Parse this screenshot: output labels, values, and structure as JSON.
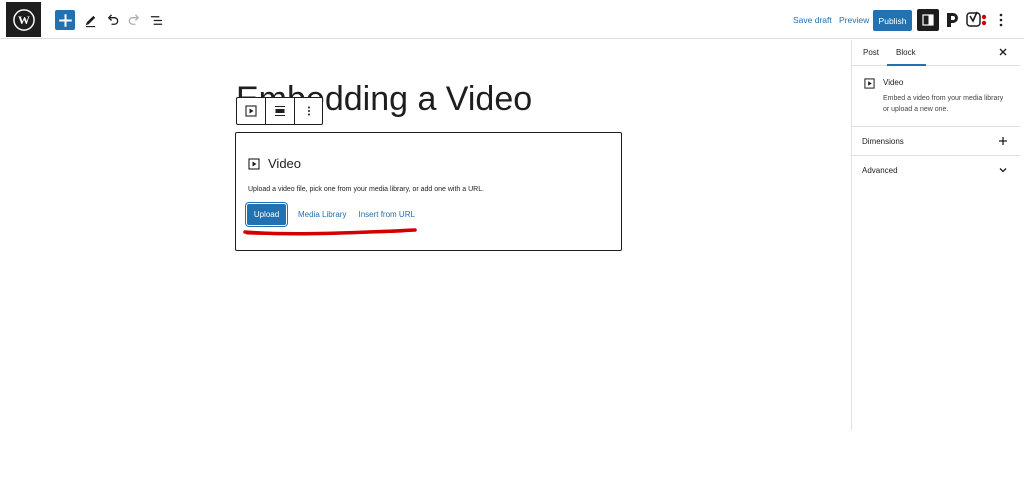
{
  "topbar": {
    "wp_logo_icon": "wordpress-logo-icon",
    "add_block_icon": "plus-icon",
    "tools_icon": "pencil-icon",
    "undo_icon": "undo-icon",
    "redo_icon": "redo-icon",
    "list_view_icon": "list-view-icon",
    "save_draft_label": "Save draft",
    "preview_label": "Preview",
    "publish_label": "Publish",
    "settings_icon": "sidebar-toggle-icon",
    "plugin_icon": "plugin-p-icon",
    "yoast_icon": "yoast-icon",
    "options_icon": "kebab-vertical-icon"
  },
  "editor": {
    "post_title": "Embedding a Video",
    "block_toolbar": {
      "video_icon": "video-icon",
      "align_icon": "align-icon",
      "more_icon": "kebab-vertical-icon"
    },
    "video_placeholder": {
      "title": "Video",
      "description": "Upload a video file, pick one from your media library, or add one with a URL.",
      "upload_label": "Upload",
      "media_library_label": "Media Library",
      "insert_url_label": "Insert from URL"
    }
  },
  "sidebar": {
    "tabs": [
      {
        "label": "Post",
        "active": false
      },
      {
        "label": "Block",
        "active": true
      }
    ],
    "block_card": {
      "name": "Video",
      "description": "Embed a video from your media library or upload a new one."
    },
    "panels": [
      {
        "label": "Dimensions",
        "icon": "plus-icon"
      },
      {
        "label": "Advanced",
        "icon": "chevron-down-icon"
      }
    ]
  },
  "colors": {
    "accent": "#2271b1",
    "dark": "#1e1e1e",
    "annotation": "#d40000"
  }
}
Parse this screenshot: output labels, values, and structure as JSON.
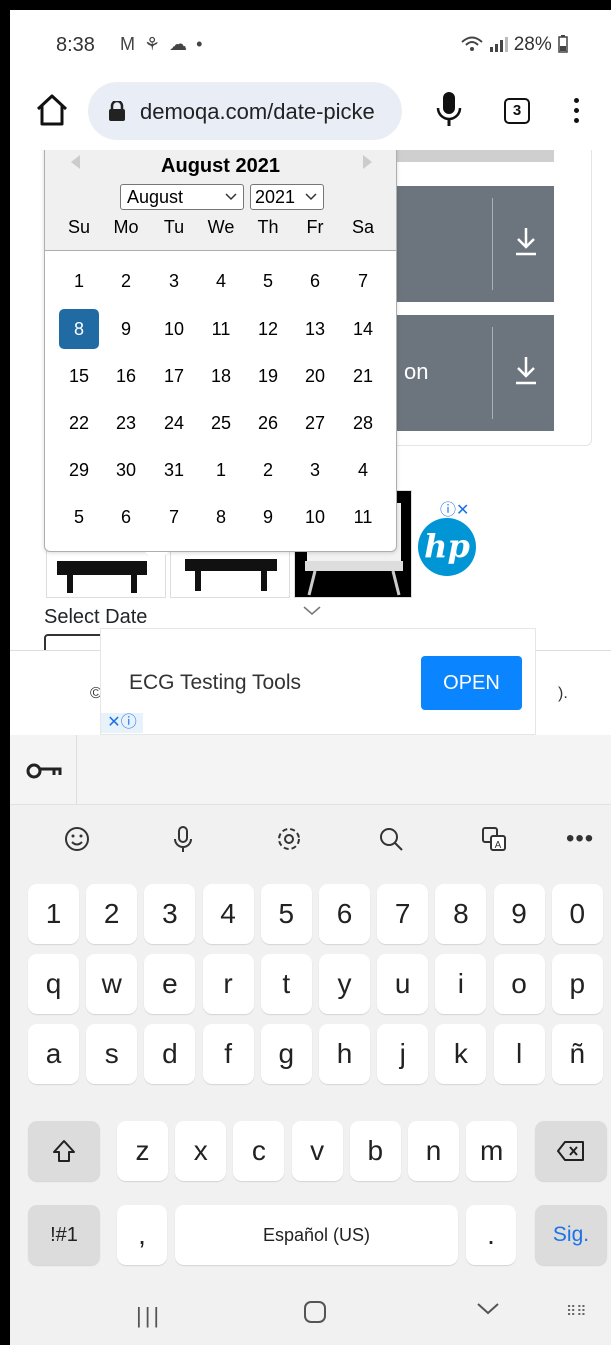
{
  "status_bar": {
    "time": "8:38",
    "notif_icons": "M ⚘ ☁ •",
    "right": "28%"
  },
  "browser": {
    "url": "demoqa.com/date-picke",
    "tab_count": "3"
  },
  "page": {
    "select_date_label": "Select Date",
    "download_btn_2_text": "on",
    "footer_left": "©",
    "footer_right": ").",
    "adchoices": "ⓘ✕"
  },
  "calendar": {
    "title": "August 2021",
    "month_select": "August",
    "year_select": "2021",
    "weekdays": [
      "Su",
      "Mo",
      "Tu",
      "We",
      "Th",
      "Fr",
      "Sa"
    ],
    "weeks": [
      [
        "1",
        "2",
        "3",
        "4",
        "5",
        "6",
        "7"
      ],
      [
        "8",
        "9",
        "10",
        "11",
        "12",
        "13",
        "14"
      ],
      [
        "15",
        "16",
        "17",
        "18",
        "19",
        "20",
        "21"
      ],
      [
        "22",
        "23",
        "24",
        "25",
        "26",
        "27",
        "28"
      ],
      [
        "29",
        "30",
        "31",
        "1",
        "2",
        "3",
        "4"
      ],
      [
        "5",
        "6",
        "7",
        "8",
        "9",
        "10",
        "11"
      ]
    ],
    "selected_day": "8",
    "selected_color": "#216ba5"
  },
  "ad_banner": {
    "title": "ECG Testing Tools",
    "cta": "OPEN",
    "ad_marker": "✕ⓘ"
  },
  "keyboard": {
    "row_numbers": [
      "1",
      "2",
      "3",
      "4",
      "5",
      "6",
      "7",
      "8",
      "9",
      "0"
    ],
    "row_1": [
      "q",
      "w",
      "e",
      "r",
      "t",
      "y",
      "u",
      "i",
      "o",
      "p"
    ],
    "row_2": [
      "a",
      "s",
      "d",
      "f",
      "g",
      "h",
      "j",
      "k",
      "l",
      "ñ"
    ],
    "row_3": [
      "z",
      "x",
      "c",
      "v",
      "b",
      "n",
      "m"
    ],
    "symbols_key": "!#1",
    "comma_key": ",",
    "space_label": "Español (US)",
    "period_key": ".",
    "action_key": "Sig.",
    "toolbar_more": "•••"
  },
  "nav_bar": {
    "recent": "|||",
    "keyboard_switch": "⠿⠿"
  }
}
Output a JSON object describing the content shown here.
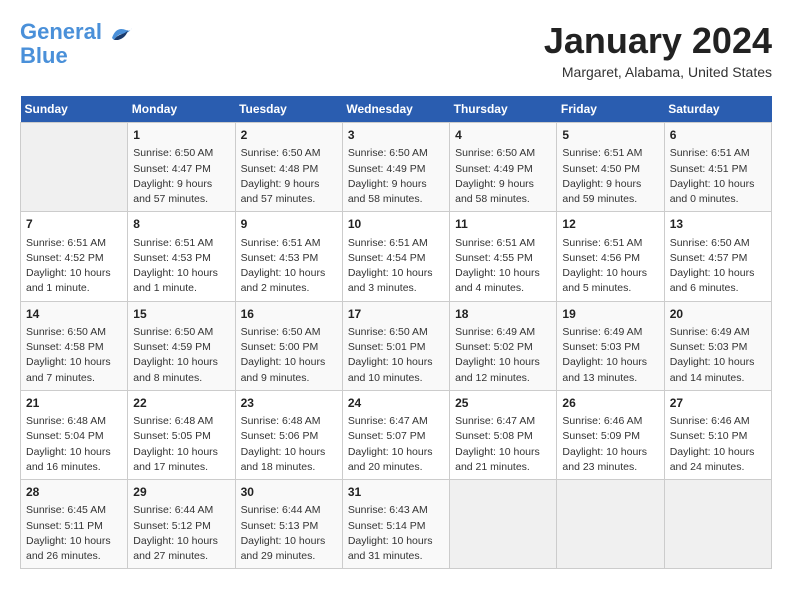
^^^^^^^^
(The exercise):
Copy the material above in full and exactly, skipping pictures.

(Solution to this task):
Parse this screenshot: output labels, values, and structure as JSON.
{
  "topbar": {
    "wp_logo_icon": "wordpress-logo-icon",
    "add_block_icon": "plus-icon",
    "tools_icon": "pencil-icon",
    "undo_icon": "undo-icon",
    "redo_icon": "redo-icon",
    "list_view_icon": "list-view-icon",
    "save_draft_label": "Save draft",
    "preview_label": "Preview",
    "publish_label": "Publish",
    "settings_icon": "sidebar-toggle-icon",
    "plugin_icon": "plugin-p-icon",
    "yoast_icon": "yoast-icon",
    "options_icon": "kebab-vertical-icon"
  },
  "editor": {
    "post_title": "Embedding a Video",
    "block_toolbar": {
      "video_icon": "video-icon",
      "align_icon": "align-icon",
      "more_icon": "kebab-vertical-icon"
    },
    "video_placeholder": {
      "title": "Video",
      "description": "Upload a video file, pick one from your media library, or add one with a URL.",
      "upload_label": "Upload",
      "media_library_label": "Media Library",
      "insert_url_label": "Insert from URL"
    }
  },
  "sidebar": {
    "tabs": [
      {
        "label": "Post",
        "active": false
      },
      {
        "label": "Block",
        "active": true
      }
    ],
    "block_card": {
      "name": "Video",
      "description": "Embed a video from your media library or upload a new one."
    },
    "panels": [
      {
        "label": "Dimensions",
        "icon": "plus-icon"
      },
      {
        "label": "Advanced",
        "icon": "chevron-down-icon"
      }
    ]
  },
  "colors": {
    "accent": "#2271b1",
    "dark": "#1e1e1e",
    "annotation": "#d40000"
  }
}
Parse this screenshot: output labels, values, and structure as JSON.
{
  "status_bar": {
    "time": "8:38",
    "notif_icons": "M ⚘ ☁ •",
    "right": "28%"
  },
  "browser": {
    "url": "demoqa.com/date-picke",
    "tab_count": "3"
  },
  "page": {
    "select_date_label": "Select Date",
    "download_btn_2_text": "on",
    "footer_left": "©",
    "footer_right": ").",
    "adchoices": "ⓘ✕"
  },
  "calendar": {
    "title": "August 2021",
    "month_select": "August",
    "year_select": "2021",
    "weekdays": [
      "Su",
      "Mo",
      "Tu",
      "We",
      "Th",
      "Fr",
      "Sa"
    ],
    "weeks": [
      [
        "1",
        "2",
        "3",
        "4",
        "5",
        "6",
        "7"
      ],
      [
        "8",
        "9",
        "10",
        "11",
        "12",
        "13",
        "14"
      ],
      [
        "15",
        "16",
        "17",
        "18",
        "19",
        "20",
        "21"
      ],
      [
        "22",
        "23",
        "24",
        "25",
        "26",
        "27",
        "28"
      ],
      [
        "29",
        "30",
        "31",
        "1",
        "2",
        "3",
        "4"
      ],
      [
        "5",
        "6",
        "7",
        "8",
        "9",
        "10",
        "11"
      ]
    ],
    "selected_day": "8",
    "selected_color": "#216ba5"
  },
  "ad_banner": {
    "title": "ECG Testing Tools",
    "cta": "OPEN",
    "ad_marker": "✕ⓘ"
  },
  "keyboard": {
    "row_numbers": [
      "1",
      "2",
      "3",
      "4",
      "5",
      "6",
      "7",
      "8",
      "9",
      "0"
    ],
    "row_1": [
      "q",
      "w",
      "e",
      "r",
      "t",
      "y",
      "u",
      "i",
      "o",
      "p"
    ],
    "row_2": [
      "a",
      "s",
      "d",
      "f",
      "g",
      "h",
      "j",
      "k",
      "l",
      "ñ"
    ],
    "row_3": [
      "z",
      "x",
      "c",
      "v",
      "b",
      "n",
      "m"
    ],
    "symbols_key": "!#1",
    "comma_key": ",",
    "space_label": "Español (US)",
    "period_key": ".",
    "action_key": "Sig.",
    "toolbar_more": "•••"
  },
  "nav_bar": {
    "recent": "|||",
    "keyboard_switch": "⠿⠿"
  }
}
Output a JSON object describing the content shown here.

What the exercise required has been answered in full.